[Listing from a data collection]
>>>

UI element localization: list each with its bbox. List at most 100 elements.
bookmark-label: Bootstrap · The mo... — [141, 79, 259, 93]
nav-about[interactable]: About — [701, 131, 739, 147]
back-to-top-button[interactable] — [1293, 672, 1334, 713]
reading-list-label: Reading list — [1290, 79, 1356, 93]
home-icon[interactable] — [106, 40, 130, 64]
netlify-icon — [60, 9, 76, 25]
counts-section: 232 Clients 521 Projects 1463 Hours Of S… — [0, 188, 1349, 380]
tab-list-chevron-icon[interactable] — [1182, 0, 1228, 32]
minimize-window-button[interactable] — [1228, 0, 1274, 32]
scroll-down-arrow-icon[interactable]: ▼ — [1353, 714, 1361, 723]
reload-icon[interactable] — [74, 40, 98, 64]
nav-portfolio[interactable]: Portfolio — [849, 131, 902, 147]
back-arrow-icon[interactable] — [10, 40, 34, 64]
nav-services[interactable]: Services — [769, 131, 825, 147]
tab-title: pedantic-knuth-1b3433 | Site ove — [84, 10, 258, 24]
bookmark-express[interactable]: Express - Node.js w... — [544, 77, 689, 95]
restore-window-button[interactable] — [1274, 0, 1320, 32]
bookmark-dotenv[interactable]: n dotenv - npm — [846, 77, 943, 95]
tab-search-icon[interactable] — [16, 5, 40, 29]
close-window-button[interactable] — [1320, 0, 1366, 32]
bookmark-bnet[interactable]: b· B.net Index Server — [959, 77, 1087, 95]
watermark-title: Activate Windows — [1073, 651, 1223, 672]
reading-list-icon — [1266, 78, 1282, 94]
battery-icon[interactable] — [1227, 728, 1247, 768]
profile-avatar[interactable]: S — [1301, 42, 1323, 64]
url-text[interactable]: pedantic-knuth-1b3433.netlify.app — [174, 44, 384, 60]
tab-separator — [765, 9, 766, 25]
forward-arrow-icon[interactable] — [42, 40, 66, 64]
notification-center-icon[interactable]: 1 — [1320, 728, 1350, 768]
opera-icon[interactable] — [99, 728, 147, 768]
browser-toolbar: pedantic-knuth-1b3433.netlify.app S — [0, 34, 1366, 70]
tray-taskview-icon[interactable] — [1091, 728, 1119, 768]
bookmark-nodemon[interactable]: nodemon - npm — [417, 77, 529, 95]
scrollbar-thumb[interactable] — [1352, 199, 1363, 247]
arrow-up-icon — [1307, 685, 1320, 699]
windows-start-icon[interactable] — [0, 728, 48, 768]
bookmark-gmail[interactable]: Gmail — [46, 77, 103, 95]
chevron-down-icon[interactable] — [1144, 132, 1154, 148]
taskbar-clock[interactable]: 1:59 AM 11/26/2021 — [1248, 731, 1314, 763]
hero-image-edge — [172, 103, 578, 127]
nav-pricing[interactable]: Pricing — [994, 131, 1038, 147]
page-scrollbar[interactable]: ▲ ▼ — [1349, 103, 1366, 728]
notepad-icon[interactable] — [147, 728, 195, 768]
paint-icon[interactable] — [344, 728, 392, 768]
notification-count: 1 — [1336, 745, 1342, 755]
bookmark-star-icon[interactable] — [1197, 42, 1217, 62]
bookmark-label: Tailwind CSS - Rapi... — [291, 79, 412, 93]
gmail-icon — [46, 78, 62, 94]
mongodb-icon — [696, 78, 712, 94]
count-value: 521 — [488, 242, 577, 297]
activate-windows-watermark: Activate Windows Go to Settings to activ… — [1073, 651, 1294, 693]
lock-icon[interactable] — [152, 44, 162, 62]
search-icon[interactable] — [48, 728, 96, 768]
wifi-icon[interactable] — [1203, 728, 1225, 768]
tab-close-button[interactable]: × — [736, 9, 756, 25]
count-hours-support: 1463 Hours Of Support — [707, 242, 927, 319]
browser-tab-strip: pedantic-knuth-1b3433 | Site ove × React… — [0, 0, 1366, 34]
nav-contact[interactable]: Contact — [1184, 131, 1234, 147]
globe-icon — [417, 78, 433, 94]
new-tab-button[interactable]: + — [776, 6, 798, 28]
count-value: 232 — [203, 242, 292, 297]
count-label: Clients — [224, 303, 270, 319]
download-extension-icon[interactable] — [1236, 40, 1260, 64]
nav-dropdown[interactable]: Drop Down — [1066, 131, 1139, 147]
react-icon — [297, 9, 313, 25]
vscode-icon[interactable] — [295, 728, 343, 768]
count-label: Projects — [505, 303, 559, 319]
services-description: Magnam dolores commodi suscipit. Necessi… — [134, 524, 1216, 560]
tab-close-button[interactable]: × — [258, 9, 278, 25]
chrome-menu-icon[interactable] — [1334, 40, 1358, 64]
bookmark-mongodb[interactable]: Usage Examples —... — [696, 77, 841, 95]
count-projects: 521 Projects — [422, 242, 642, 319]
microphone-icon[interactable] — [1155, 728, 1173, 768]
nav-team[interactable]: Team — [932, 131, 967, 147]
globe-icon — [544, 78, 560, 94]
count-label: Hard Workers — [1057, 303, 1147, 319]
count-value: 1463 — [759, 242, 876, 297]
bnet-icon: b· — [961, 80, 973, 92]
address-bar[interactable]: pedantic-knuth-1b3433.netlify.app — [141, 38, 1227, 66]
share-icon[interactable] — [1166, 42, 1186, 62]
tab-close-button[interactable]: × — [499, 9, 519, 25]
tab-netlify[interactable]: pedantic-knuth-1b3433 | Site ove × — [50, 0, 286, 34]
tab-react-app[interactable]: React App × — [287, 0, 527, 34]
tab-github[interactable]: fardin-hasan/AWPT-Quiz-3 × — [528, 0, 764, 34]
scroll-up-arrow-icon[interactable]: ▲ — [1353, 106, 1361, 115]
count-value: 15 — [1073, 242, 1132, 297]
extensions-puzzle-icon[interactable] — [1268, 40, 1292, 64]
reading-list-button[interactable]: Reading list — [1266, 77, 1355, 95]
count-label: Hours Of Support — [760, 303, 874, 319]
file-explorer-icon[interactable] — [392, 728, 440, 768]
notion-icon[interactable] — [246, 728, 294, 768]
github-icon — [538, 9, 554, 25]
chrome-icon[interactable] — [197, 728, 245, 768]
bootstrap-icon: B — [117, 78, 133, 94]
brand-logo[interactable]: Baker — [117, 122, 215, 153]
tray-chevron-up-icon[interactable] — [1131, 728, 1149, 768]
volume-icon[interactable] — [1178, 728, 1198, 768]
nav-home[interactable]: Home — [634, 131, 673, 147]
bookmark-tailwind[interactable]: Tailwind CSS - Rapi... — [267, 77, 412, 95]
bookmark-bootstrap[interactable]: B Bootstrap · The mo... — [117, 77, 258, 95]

<<<

Task requirements | Format every line of the listing above as a numbered list, leaving out any blank lines.

Result of this exercise |
1. UI element localization: list each with its bbox. List at most 100 elements.
2. bookmark-label: Bootstrap · The mo... — [141, 79, 259, 93]
3. nav-about[interactable]: About — [701, 131, 739, 147]
4. back-to-top-button[interactable] — [1293, 672, 1334, 713]
5. reading-list-label: Reading list — [1290, 79, 1356, 93]
6. home-icon[interactable] — [106, 40, 130, 64]
7. netlify-icon — [60, 9, 76, 25]
8. counts-section: 232 Clients 521 Projects 1463 Hours Of S… — [0, 188, 1349, 380]
9. tab-list-chevron-icon[interactable] — [1182, 0, 1228, 32]
10. minimize-window-button[interactable] — [1228, 0, 1274, 32]
11. scroll-down-arrow-icon[interactable]: ▼ — [1353, 714, 1361, 723]
12. reload-icon[interactable] — [74, 40, 98, 64]
13. nav-portfolio[interactable]: Portfolio — [849, 131, 902, 147]
14. back-arrow-icon[interactable] — [10, 40, 34, 64]
15. nav-services[interactable]: Services — [769, 131, 825, 147]
16. tab-title: pedantic-knuth-1b3433 | Site ove — [84, 10, 258, 24]
17. bookmark-express[interactable]: Express - Node.js w... — [544, 77, 689, 95]
18. restore-window-button[interactable] — [1274, 0, 1320, 32]
19. bookmark-dotenv[interactable]: n dotenv - npm — [846, 77, 943, 95]
20. tab-search-icon[interactable] — [16, 5, 40, 29]
21. close-window-button[interactable] — [1320, 0, 1366, 32]
22. bookmark-bnet[interactable]: b· B.net Index Server — [959, 77, 1087, 95]
23. watermark-title: Activate Windows — [1073, 651, 1223, 672]
24. reading-list-icon — [1266, 78, 1282, 94]
25. battery-icon[interactable] — [1227, 728, 1247, 768]
26. profile-avatar[interactable]: S — [1301, 42, 1323, 64]
27. url-text[interactable]: pedantic-knuth-1b3433.netlify.app — [174, 44, 384, 60]
28. tab-separator — [765, 9, 766, 25]
29. forward-arrow-icon[interactable] — [42, 40, 66, 64]
30. notification-center-icon[interactable]: 1 — [1320, 728, 1350, 768]
31. opera-icon[interactable] — [99, 728, 147, 768]
32. browser-toolbar: pedantic-knuth-1b3433.netlify.app S — [0, 34, 1366, 70]
33. tray-taskview-icon[interactable] — [1091, 728, 1119, 768]
34. bookmark-nodemon[interactable]: nodemon - npm — [417, 77, 529, 95]
35. scrollbar-thumb[interactable] — [1352, 199, 1363, 247]
36. arrow-up-icon — [1307, 685, 1320, 699]
37. windows-start-icon[interactable] — [0, 728, 48, 768]
38. bookmark-gmail[interactable]: Gmail — [46, 77, 103, 95]
39. chevron-down-icon[interactable] — [1144, 132, 1154, 148]
40. taskbar-clock[interactable]: 1:59 AM 11/26/2021 — [1248, 731, 1314, 763]
41. hero-image-edge — [172, 103, 578, 127]
42. nav-pricing[interactable]: Pricing — [994, 131, 1038, 147]
43. page-scrollbar[interactable]: ▲ ▼ — [1349, 103, 1366, 728]
44. notepad-icon[interactable] — [147, 728, 195, 768]
45. paint-icon[interactable] — [344, 728, 392, 768]
46. notification-count: 1 — [1336, 745, 1342, 755]
47. bookmark-star-icon[interactable] — [1197, 42, 1217, 62]
48. bookmark-label: Tailwind CSS - Rapi... — [291, 79, 412, 93]
49. gmail-icon — [46, 78, 62, 94]
50. mongodb-icon — [696, 78, 712, 94]
51. count-value: 521 — [488, 242, 577, 297]
52. activate-windows-watermark: Activate Windows Go to Settings to activ… — [1073, 651, 1294, 693]
53. lock-icon[interactable] — [152, 44, 162, 62]
54. search-icon[interactable] — [48, 728, 96, 768]
55. wifi-icon[interactable] — [1203, 728, 1225, 768]
56. tab-close-button[interactable]: × — [736, 9, 756, 25]
57. count-hours-support: 1463 Hours Of Support — [707, 242, 927, 319]
58. browser-tab-strip: pedantic-knuth-1b3433 | Site ove × React… — [0, 0, 1366, 34]
59. nav-contact[interactable]: Contact — [1184, 131, 1234, 147]
60. globe-icon — [417, 78, 433, 94]
61. new-tab-button[interactable]: + — [776, 6, 798, 28]
62. count-value: 232 — [203, 242, 292, 297]
63. count-label: Clients — [224, 303, 270, 319]
64. download-extension-icon[interactable] — [1236, 40, 1260, 64]
65. nav-dropdown[interactable]: Drop Down — [1066, 131, 1139, 147]
66. react-icon — [297, 9, 313, 25]
67. vscode-icon[interactable] — [295, 728, 343, 768]
68. count-label: Projects — [505, 303, 559, 319]
69. services-description: Magnam dolores commodi suscipit. Necessi… — [134, 524, 1216, 560]
70. tab-close-button[interactable]: × — [258, 9, 278, 25]
71. chrome-menu-icon[interactable] — [1334, 40, 1358, 64]
72. bookmark-mongodb[interactable]: Usage Examples —... — [696, 77, 841, 95]
73. count-projects: 521 Projects — [422, 242, 642, 319]
74. microphone-icon[interactable] — [1155, 728, 1173, 768]
75. nav-team[interactable]: Team — [932, 131, 967, 147]
76. globe-icon — [544, 78, 560, 94]
77. count-label: Hard Workers — [1057, 303, 1147, 319]
78. count-value: 1463 — [759, 242, 876, 297]
79. bnet-icon: b· — [961, 80, 973, 92]
80. address-bar[interactable]: pedantic-knuth-1b3433.netlify.app — [141, 38, 1227, 66]
81. share-icon[interactable] — [1166, 42, 1186, 62]
82. tab-close-button[interactable]: × — [499, 9, 519, 25]
83. tab-netlify[interactable]: pedantic-knuth-1b3433 | Site ove × — [50, 0, 286, 34]
84. tab-react-app[interactable]: React App × — [287, 0, 527, 34]
85. tab-github[interactable]: fardin-hasan/AWPT-Quiz-3 × — [528, 0, 764, 34]
86. scroll-up-arrow-icon[interactable]: ▲ — [1353, 106, 1361, 115]
87. count-value: 15 — [1073, 242, 1132, 297]
88. extensions-puzzle-icon[interactable] — [1268, 40, 1292, 64]
89. reading-list-button[interactable]: Reading list — [1266, 77, 1355, 95]
90. count-label: Hours Of Support — [760, 303, 874, 319]
91. file-explorer-icon[interactable] — [392, 728, 440, 768]
92. notion-icon[interactable] — [246, 728, 294, 768]
93. github-icon — [538, 9, 554, 25]
94. chrome-icon[interactable] — [197, 728, 245, 768]
95. bootstrap-icon: B — [117, 78, 133, 94]
96. brand-logo[interactable]: Baker — [117, 122, 215, 153]
97. tray-chevron-up-icon[interactable] — [1131, 728, 1149, 768]
98. volume-icon[interactable] — [1178, 728, 1198, 768]
99. nav-home[interactable]: Home — [634, 131, 673, 147]
100. bookmark-tailwind[interactable]: Tailwind CSS - Rapi... — [267, 77, 412, 95]
101. bookmark-bootstrap[interactable]: B Bootstrap · The mo... — [117, 77, 258, 95]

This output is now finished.